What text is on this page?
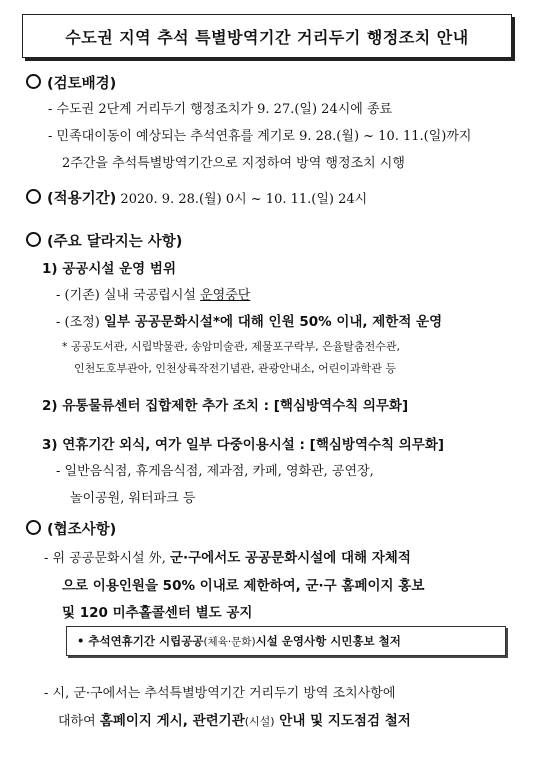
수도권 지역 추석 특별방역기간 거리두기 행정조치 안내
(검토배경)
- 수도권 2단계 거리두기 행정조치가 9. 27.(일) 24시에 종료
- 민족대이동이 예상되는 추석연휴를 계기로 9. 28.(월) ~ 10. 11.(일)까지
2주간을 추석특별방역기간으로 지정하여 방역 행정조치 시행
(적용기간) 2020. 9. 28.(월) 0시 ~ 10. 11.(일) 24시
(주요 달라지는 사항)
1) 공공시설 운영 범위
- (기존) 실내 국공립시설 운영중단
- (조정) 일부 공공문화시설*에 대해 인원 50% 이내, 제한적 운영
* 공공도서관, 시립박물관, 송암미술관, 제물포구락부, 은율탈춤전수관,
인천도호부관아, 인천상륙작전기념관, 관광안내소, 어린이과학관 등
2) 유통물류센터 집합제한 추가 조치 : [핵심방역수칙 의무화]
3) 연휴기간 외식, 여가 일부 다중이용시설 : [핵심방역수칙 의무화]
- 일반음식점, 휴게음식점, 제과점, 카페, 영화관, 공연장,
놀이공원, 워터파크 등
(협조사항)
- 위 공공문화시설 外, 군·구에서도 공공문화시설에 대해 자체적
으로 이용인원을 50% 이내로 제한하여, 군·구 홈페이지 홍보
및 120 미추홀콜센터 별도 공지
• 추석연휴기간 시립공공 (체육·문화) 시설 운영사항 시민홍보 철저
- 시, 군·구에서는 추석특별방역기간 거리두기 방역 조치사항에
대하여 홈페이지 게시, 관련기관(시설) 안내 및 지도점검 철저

---

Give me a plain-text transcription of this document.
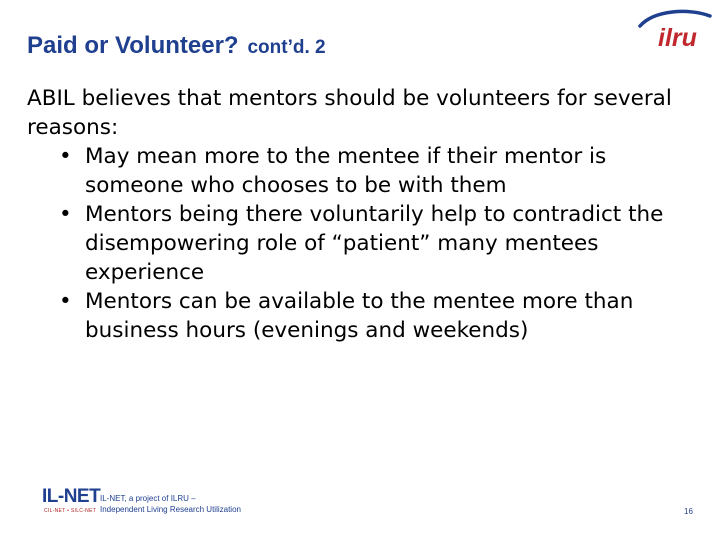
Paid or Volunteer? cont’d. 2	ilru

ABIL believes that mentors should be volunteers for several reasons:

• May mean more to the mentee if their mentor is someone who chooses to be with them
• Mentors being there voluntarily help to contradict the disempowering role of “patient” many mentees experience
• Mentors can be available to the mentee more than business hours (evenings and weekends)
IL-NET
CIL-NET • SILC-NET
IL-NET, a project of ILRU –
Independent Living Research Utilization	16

- Work to do:
Copy out every line of the listing that includes the string "핵심방역수칙".

- Response to the exercise:
2) 유통물류센터 집합제한 추가 조치 : [핵심방역수칙 의무화]
3) 연휴기간 외식, 여가 일부 다중이용시설 : [핵심방역수칙 의무화]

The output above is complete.